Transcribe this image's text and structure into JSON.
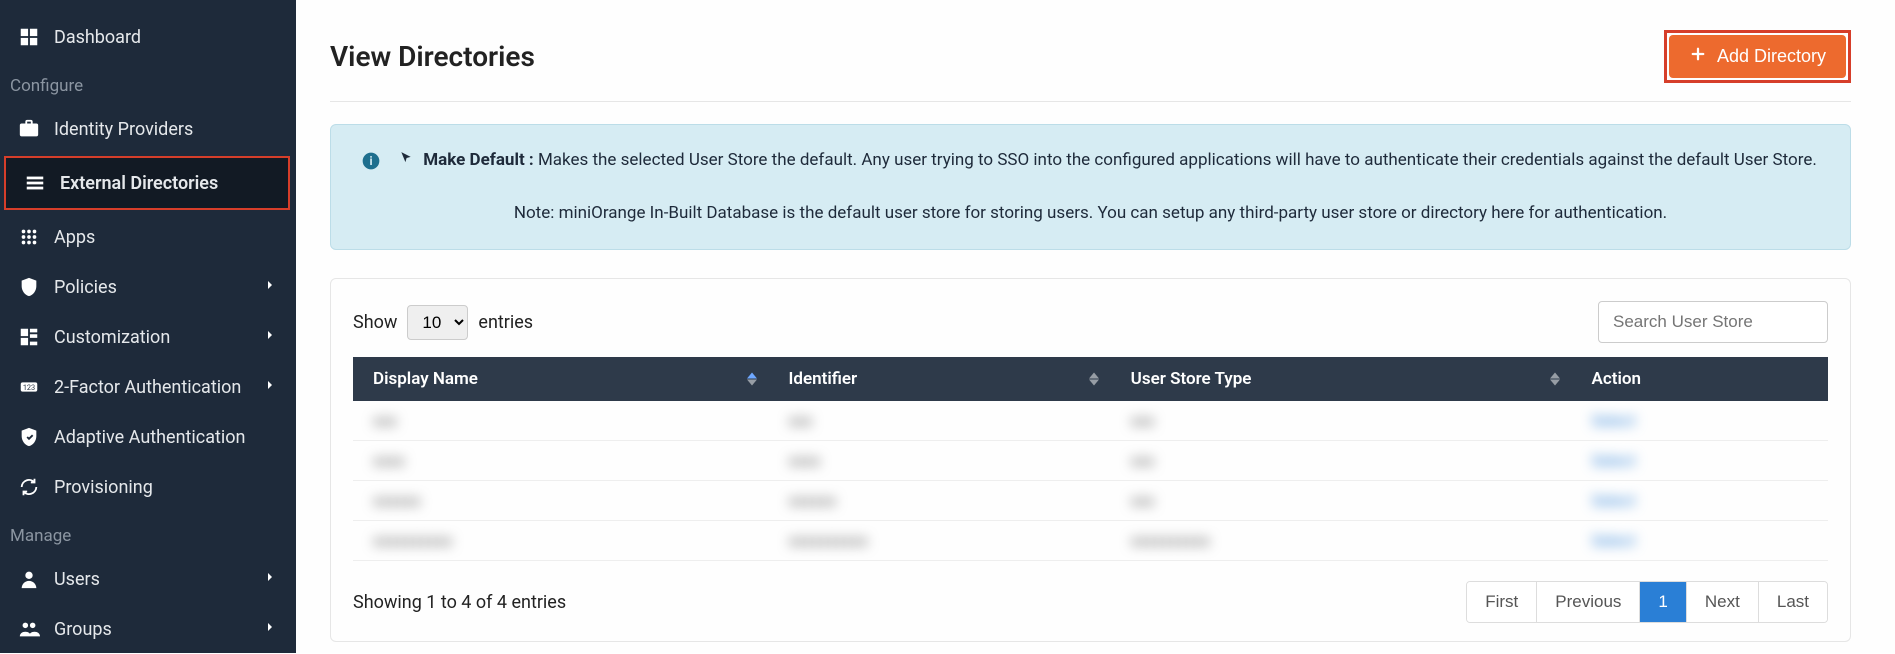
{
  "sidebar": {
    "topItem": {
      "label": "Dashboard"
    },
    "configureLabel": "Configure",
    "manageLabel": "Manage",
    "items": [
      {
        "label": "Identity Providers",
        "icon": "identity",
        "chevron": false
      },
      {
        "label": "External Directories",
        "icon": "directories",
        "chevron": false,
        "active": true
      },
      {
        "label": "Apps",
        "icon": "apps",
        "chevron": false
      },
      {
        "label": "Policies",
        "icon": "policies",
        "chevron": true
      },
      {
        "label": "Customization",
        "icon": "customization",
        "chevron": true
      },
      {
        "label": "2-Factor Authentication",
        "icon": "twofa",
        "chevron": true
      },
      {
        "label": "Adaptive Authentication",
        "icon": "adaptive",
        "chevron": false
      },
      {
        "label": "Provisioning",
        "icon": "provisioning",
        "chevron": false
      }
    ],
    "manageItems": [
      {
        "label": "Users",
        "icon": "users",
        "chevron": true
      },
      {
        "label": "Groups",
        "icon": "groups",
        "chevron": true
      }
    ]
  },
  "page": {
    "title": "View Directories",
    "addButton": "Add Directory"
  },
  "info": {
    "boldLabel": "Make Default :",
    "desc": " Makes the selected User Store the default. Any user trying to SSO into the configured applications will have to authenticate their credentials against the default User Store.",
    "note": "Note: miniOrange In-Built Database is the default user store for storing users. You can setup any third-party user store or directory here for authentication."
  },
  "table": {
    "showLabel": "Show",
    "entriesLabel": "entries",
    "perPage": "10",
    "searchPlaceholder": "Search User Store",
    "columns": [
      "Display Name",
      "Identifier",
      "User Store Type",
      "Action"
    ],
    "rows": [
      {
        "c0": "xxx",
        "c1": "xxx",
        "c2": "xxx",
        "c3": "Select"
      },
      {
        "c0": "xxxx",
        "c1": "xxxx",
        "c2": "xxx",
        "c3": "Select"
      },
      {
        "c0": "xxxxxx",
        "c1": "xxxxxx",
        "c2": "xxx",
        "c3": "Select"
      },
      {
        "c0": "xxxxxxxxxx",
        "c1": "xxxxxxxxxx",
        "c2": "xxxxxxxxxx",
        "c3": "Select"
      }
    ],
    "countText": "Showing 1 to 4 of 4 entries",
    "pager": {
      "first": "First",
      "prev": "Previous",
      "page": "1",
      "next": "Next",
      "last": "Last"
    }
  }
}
****************
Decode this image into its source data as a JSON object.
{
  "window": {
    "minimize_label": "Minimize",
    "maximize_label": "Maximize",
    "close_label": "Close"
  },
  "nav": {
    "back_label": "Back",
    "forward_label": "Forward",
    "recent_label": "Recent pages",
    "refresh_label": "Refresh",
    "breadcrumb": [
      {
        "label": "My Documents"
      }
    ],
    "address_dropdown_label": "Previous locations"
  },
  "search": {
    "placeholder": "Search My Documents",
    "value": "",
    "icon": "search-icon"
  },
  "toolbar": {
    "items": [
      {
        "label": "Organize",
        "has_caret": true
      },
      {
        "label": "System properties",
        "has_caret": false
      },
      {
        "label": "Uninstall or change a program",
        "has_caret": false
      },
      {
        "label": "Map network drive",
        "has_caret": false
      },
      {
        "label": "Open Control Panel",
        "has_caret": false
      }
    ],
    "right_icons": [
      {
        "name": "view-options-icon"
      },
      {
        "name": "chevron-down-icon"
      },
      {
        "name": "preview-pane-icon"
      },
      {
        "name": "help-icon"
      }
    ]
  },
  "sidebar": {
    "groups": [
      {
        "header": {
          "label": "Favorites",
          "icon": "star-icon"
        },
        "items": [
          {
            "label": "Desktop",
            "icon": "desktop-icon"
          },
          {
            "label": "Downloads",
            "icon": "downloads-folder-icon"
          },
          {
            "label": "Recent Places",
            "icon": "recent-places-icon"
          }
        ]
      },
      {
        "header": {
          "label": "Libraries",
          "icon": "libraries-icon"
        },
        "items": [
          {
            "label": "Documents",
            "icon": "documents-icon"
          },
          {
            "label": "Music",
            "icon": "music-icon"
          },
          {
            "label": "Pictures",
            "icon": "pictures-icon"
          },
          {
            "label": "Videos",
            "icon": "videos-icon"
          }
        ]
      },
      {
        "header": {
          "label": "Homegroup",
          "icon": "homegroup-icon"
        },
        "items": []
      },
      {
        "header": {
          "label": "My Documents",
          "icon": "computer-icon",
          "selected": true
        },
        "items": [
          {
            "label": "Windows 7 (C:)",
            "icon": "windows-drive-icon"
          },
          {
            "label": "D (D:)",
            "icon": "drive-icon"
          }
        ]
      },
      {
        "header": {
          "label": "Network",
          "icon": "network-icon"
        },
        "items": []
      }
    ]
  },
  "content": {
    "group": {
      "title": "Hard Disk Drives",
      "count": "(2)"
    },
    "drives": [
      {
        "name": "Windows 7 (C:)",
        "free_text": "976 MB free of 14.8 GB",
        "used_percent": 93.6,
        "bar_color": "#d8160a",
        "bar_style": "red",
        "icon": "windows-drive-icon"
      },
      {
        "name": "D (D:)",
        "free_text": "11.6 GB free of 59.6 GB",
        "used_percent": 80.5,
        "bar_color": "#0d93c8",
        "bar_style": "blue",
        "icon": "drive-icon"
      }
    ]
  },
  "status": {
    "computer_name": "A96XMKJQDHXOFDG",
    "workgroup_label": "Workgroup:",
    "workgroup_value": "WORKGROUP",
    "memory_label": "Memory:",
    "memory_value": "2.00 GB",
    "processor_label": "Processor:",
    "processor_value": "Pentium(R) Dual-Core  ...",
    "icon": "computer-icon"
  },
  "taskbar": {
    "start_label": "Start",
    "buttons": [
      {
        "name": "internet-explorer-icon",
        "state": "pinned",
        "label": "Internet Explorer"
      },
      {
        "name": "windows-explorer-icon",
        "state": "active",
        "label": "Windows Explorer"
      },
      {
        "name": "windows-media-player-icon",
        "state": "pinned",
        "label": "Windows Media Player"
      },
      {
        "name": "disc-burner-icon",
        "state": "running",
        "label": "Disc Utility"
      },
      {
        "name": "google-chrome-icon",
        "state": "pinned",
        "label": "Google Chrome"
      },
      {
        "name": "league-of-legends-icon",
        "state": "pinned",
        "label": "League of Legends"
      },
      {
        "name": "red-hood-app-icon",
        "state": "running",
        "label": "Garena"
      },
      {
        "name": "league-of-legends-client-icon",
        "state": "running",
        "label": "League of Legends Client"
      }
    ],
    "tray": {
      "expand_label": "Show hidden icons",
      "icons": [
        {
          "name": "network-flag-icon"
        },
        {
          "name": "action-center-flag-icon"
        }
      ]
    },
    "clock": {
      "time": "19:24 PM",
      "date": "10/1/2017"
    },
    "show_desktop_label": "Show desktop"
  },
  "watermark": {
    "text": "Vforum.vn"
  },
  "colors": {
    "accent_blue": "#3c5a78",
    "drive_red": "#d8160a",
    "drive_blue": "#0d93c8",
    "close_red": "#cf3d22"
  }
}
****************
List each line of the records that holds the string "image".

• [In response]
Transcribe this image's text and structure into JSON.
Decode this image into its source data as a JSON object.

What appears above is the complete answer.